## Written request
Using the records below, locate all lines containing "screenshot" and return them.

## Task material
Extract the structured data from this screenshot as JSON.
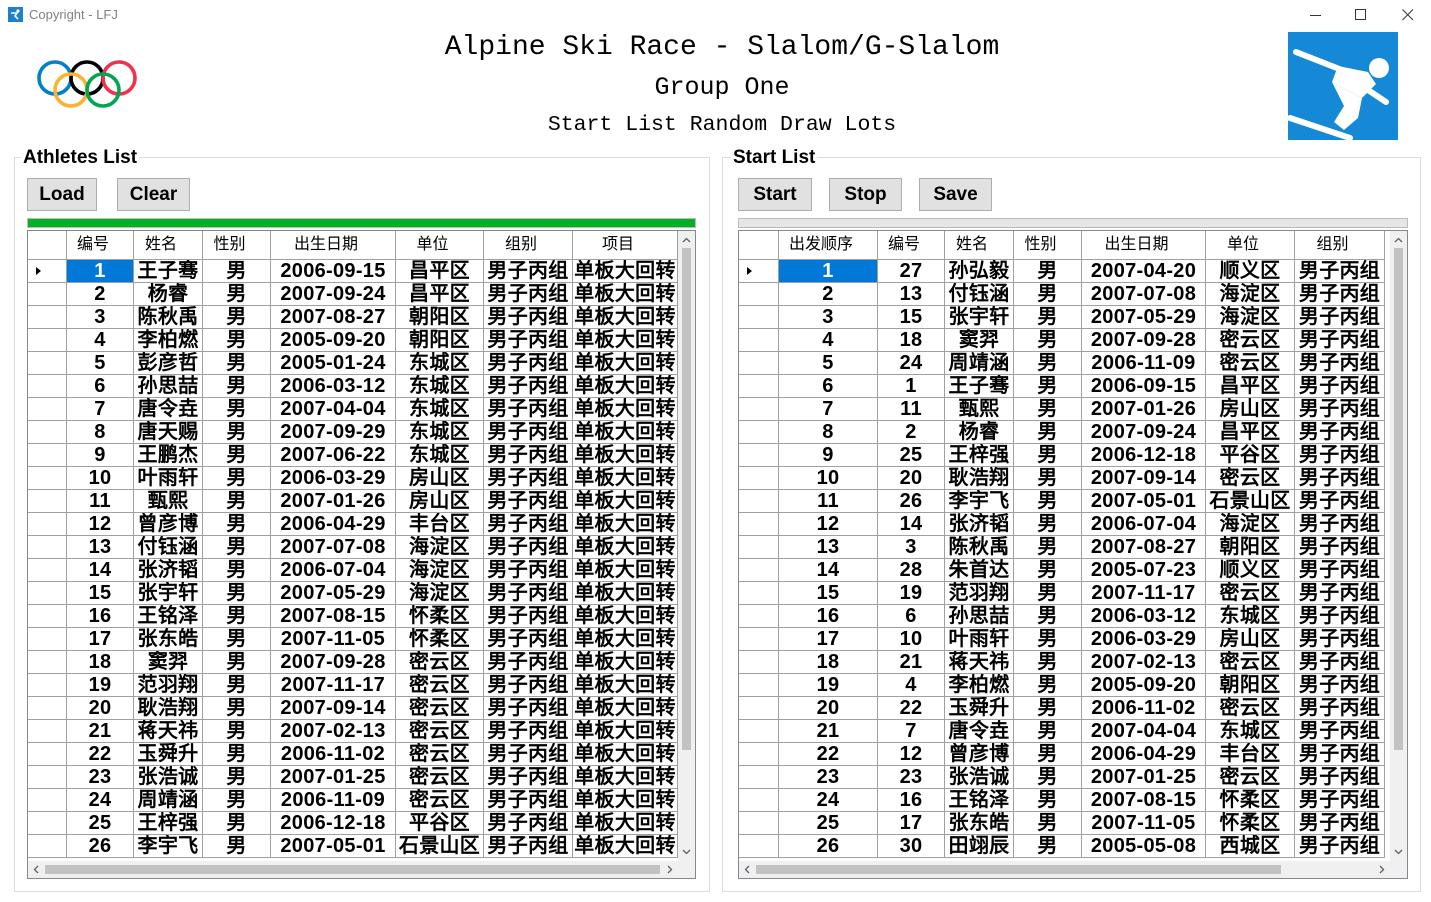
{
  "window": {
    "title": "Copyright - LFJ",
    "icons": [
      "app-icon",
      "minimize-icon",
      "maximize-icon",
      "close-icon"
    ]
  },
  "header": {
    "title": "Alpine Ski Race - Slalom/G-Slalom",
    "subtitle": "Group One",
    "caption": "Start List Random Draw Lots",
    "left_logo": "olympic-rings-logo",
    "right_logo": "alpine-skiing-icon"
  },
  "athletes": {
    "label": "Athletes List",
    "buttons": {
      "load": "Load",
      "clear": "Clear"
    },
    "progress": 1.0,
    "selected": {
      "row": 0,
      "column": 0
    },
    "columns": [
      "编号",
      "姓名",
      "性别",
      "出生日期",
      "单位",
      "组别",
      "项目"
    ],
    "rows": [
      [
        "1",
        "王子骞",
        "男",
        "2006-09-15",
        "昌平区",
        "男子丙组",
        "单板大回转"
      ],
      [
        "2",
        "杨睿",
        "男",
        "2007-09-24",
        "昌平区",
        "男子丙组",
        "单板大回转"
      ],
      [
        "3",
        "陈秋禹",
        "男",
        "2007-08-27",
        "朝阳区",
        "男子丙组",
        "单板大回转"
      ],
      [
        "4",
        "李柏燃",
        "男",
        "2005-09-20",
        "朝阳区",
        "男子丙组",
        "单板大回转"
      ],
      [
        "5",
        "彭彦哲",
        "男",
        "2005-01-24",
        "东城区",
        "男子丙组",
        "单板大回转"
      ],
      [
        "6",
        "孙思喆",
        "男",
        "2006-03-12",
        "东城区",
        "男子丙组",
        "单板大回转"
      ],
      [
        "7",
        "唐令垚",
        "男",
        "2007-04-04",
        "东城区",
        "男子丙组",
        "单板大回转"
      ],
      [
        "8",
        "唐天赐",
        "男",
        "2007-09-29",
        "东城区",
        "男子丙组",
        "单板大回转"
      ],
      [
        "9",
        "王鹏杰",
        "男",
        "2007-06-22",
        "东城区",
        "男子丙组",
        "单板大回转"
      ],
      [
        "10",
        "叶雨轩",
        "男",
        "2006-03-29",
        "房山区",
        "男子丙组",
        "单板大回转"
      ],
      [
        "11",
        "甄熙",
        "男",
        "2007-01-26",
        "房山区",
        "男子丙组",
        "单板大回转"
      ],
      [
        "12",
        "曾彦博",
        "男",
        "2006-04-29",
        "丰台区",
        "男子丙组",
        "单板大回转"
      ],
      [
        "13",
        "付钰涵",
        "男",
        "2007-07-08",
        "海淀区",
        "男子丙组",
        "单板大回转"
      ],
      [
        "14",
        "张济韬",
        "男",
        "2006-07-04",
        "海淀区",
        "男子丙组",
        "单板大回转"
      ],
      [
        "15",
        "张宇轩",
        "男",
        "2007-05-29",
        "海淀区",
        "男子丙组",
        "单板大回转"
      ],
      [
        "16",
        "王铭泽",
        "男",
        "2007-08-15",
        "怀柔区",
        "男子丙组",
        "单板大回转"
      ],
      [
        "17",
        "张东皓",
        "男",
        "2007-11-05",
        "怀柔区",
        "男子丙组",
        "单板大回转"
      ],
      [
        "18",
        "窦羿",
        "男",
        "2007-09-28",
        "密云区",
        "男子丙组",
        "单板大回转"
      ],
      [
        "19",
        "范羽翔",
        "男",
        "2007-11-17",
        "密云区",
        "男子丙组",
        "单板大回转"
      ],
      [
        "20",
        "耿浩翔",
        "男",
        "2007-09-14",
        "密云区",
        "男子丙组",
        "单板大回转"
      ],
      [
        "21",
        "蒋天祎",
        "男",
        "2007-02-13",
        "密云区",
        "男子丙组",
        "单板大回转"
      ],
      [
        "22",
        "玉舜升",
        "男",
        "2006-11-02",
        "密云区",
        "男子丙组",
        "单板大回转"
      ],
      [
        "23",
        "张浩诚",
        "男",
        "2007-01-25",
        "密云区",
        "男子丙组",
        "单板大回转"
      ],
      [
        "24",
        "周靖涵",
        "男",
        "2006-11-09",
        "密云区",
        "男子丙组",
        "单板大回转"
      ],
      [
        "25",
        "王梓强",
        "男",
        "2006-12-18",
        "平谷区",
        "男子丙组",
        "单板大回转"
      ],
      [
        "26",
        "李宇飞",
        "男",
        "2007-05-01",
        "石景山区",
        "男子丙组",
        "单板大回转"
      ]
    ]
  },
  "start_list": {
    "label": "Start List",
    "buttons": {
      "start": "Start",
      "stop": "Stop",
      "save": "Save"
    },
    "progress": 0,
    "selected": {
      "row": 0,
      "column": 0
    },
    "columns": [
      "出发顺序",
      "编号",
      "姓名",
      "性别",
      "出生日期",
      "单位",
      "组别"
    ],
    "rows": [
      [
        "1",
        "27",
        "孙弘毅",
        "男",
        "2007-04-20",
        "顺义区",
        "男子丙组"
      ],
      [
        "2",
        "13",
        "付钰涵",
        "男",
        "2007-07-08",
        "海淀区",
        "男子丙组"
      ],
      [
        "3",
        "15",
        "张宇轩",
        "男",
        "2007-05-29",
        "海淀区",
        "男子丙组"
      ],
      [
        "4",
        "18",
        "窦羿",
        "男",
        "2007-09-28",
        "密云区",
        "男子丙组"
      ],
      [
        "5",
        "24",
        "周靖涵",
        "男",
        "2006-11-09",
        "密云区",
        "男子丙组"
      ],
      [
        "6",
        "1",
        "王子骞",
        "男",
        "2006-09-15",
        "昌平区",
        "男子丙组"
      ],
      [
        "7",
        "11",
        "甄熙",
        "男",
        "2007-01-26",
        "房山区",
        "男子丙组"
      ],
      [
        "8",
        "2",
        "杨睿",
        "男",
        "2007-09-24",
        "昌平区",
        "男子丙组"
      ],
      [
        "9",
        "25",
        "王梓强",
        "男",
        "2006-12-18",
        "平谷区",
        "男子丙组"
      ],
      [
        "10",
        "20",
        "耿浩翔",
        "男",
        "2007-09-14",
        "密云区",
        "男子丙组"
      ],
      [
        "11",
        "26",
        "李宇飞",
        "男",
        "2007-05-01",
        "石景山区",
        "男子丙组"
      ],
      [
        "12",
        "14",
        "张济韬",
        "男",
        "2006-07-04",
        "海淀区",
        "男子丙组"
      ],
      [
        "13",
        "3",
        "陈秋禹",
        "男",
        "2007-08-27",
        "朝阳区",
        "男子丙组"
      ],
      [
        "14",
        "28",
        "朱首达",
        "男",
        "2005-07-23",
        "顺义区",
        "男子丙组"
      ],
      [
        "15",
        "19",
        "范羽翔",
        "男",
        "2007-11-17",
        "密云区",
        "男子丙组"
      ],
      [
        "16",
        "6",
        "孙思喆",
        "男",
        "2006-03-12",
        "东城区",
        "男子丙组"
      ],
      [
        "17",
        "10",
        "叶雨轩",
        "男",
        "2006-03-29",
        "房山区",
        "男子丙组"
      ],
      [
        "18",
        "21",
        "蒋天祎",
        "男",
        "2007-02-13",
        "密云区",
        "男子丙组"
      ],
      [
        "19",
        "4",
        "李柏燃",
        "男",
        "2005-09-20",
        "朝阳区",
        "男子丙组"
      ],
      [
        "20",
        "22",
        "玉舜升",
        "男",
        "2006-11-02",
        "密云区",
        "男子丙组"
      ],
      [
        "21",
        "7",
        "唐令垚",
        "男",
        "2007-04-04",
        "东城区",
        "男子丙组"
      ],
      [
        "22",
        "12",
        "曾彦博",
        "男",
        "2006-04-29",
        "丰台区",
        "男子丙组"
      ],
      [
        "23",
        "23",
        "张浩诚",
        "男",
        "2007-01-25",
        "密云区",
        "男子丙组"
      ],
      [
        "24",
        "16",
        "王铭泽",
        "男",
        "2007-08-15",
        "怀柔区",
        "男子丙组"
      ],
      [
        "25",
        "17",
        "张东皓",
        "男",
        "2007-11-05",
        "怀柔区",
        "男子丙组"
      ],
      [
        "26",
        "30",
        "田翊辰",
        "男",
        "2005-05-08",
        "西城区",
        "男子丙组"
      ]
    ]
  },
  "colors": {
    "progress_fill": "#06b025",
    "selection": "#0078d7",
    "ski_icon_bg": "#1589d6",
    "rings": {
      "blue": "#0081c8",
      "black": "#000000",
      "red": "#ee334e",
      "yellow": "#fcb131",
      "green": "#00a651"
    }
  }
}
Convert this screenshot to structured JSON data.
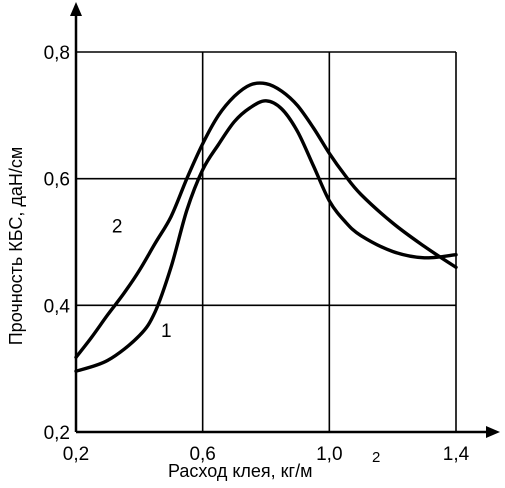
{
  "chart_data": {
    "type": "line",
    "title": "",
    "xlabel": "Расход клея, кг/м",
    "xlabel_superscript": "2",
    "ylabel": "Прочность КБС, даН/см",
    "xlim": [
      0.2,
      1.4
    ],
    "ylim": [
      0.2,
      0.8
    ],
    "xticks": [
      0.2,
      0.6,
      1.0,
      1.4
    ],
    "yticks": [
      0.2,
      0.4,
      0.6,
      0.8
    ],
    "xtick_labels": [
      "0,2",
      "0,6",
      "1,0",
      "1,4"
    ],
    "ytick_labels": [
      "0,2",
      "0,4",
      "0,6",
      "0,8"
    ],
    "grid": true,
    "legend": "none",
    "series": [
      {
        "name": "1",
        "x": [
          0.2,
          0.3,
          0.4,
          0.45,
          0.5,
          0.55,
          0.6,
          0.65,
          0.7,
          0.75,
          0.8,
          0.85,
          0.9,
          0.95,
          1.0,
          1.05,
          1.1,
          1.2,
          1.3,
          1.4
        ],
        "y": [
          0.296,
          0.313,
          0.352,
          0.39,
          0.46,
          0.55,
          0.614,
          0.654,
          0.69,
          0.712,
          0.723,
          0.71,
          0.674,
          0.62,
          0.565,
          0.532,
          0.51,
          0.485,
          0.475,
          0.48
        ]
      },
      {
        "name": "2",
        "x": [
          0.2,
          0.25,
          0.3,
          0.35,
          0.4,
          0.45,
          0.5,
          0.55,
          0.6,
          0.65,
          0.7,
          0.75,
          0.8,
          0.85,
          0.9,
          0.95,
          1.0,
          1.05,
          1.1,
          1.2,
          1.3,
          1.4
        ],
        "y": [
          0.318,
          0.35,
          0.385,
          0.418,
          0.455,
          0.498,
          0.54,
          0.6,
          0.655,
          0.7,
          0.73,
          0.748,
          0.75,
          0.738,
          0.715,
          0.68,
          0.64,
          0.605,
          0.575,
          0.53,
          0.493,
          0.46
        ]
      }
    ],
    "curve_labels": [
      {
        "text": "1",
        "x": 0.485,
        "y": 0.35
      },
      {
        "text": "2",
        "x": 0.33,
        "y": 0.515
      }
    ]
  }
}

## Response to this task
Extract the structured data from this screenshot as JSON.
Convert this screenshot to structured JSON data.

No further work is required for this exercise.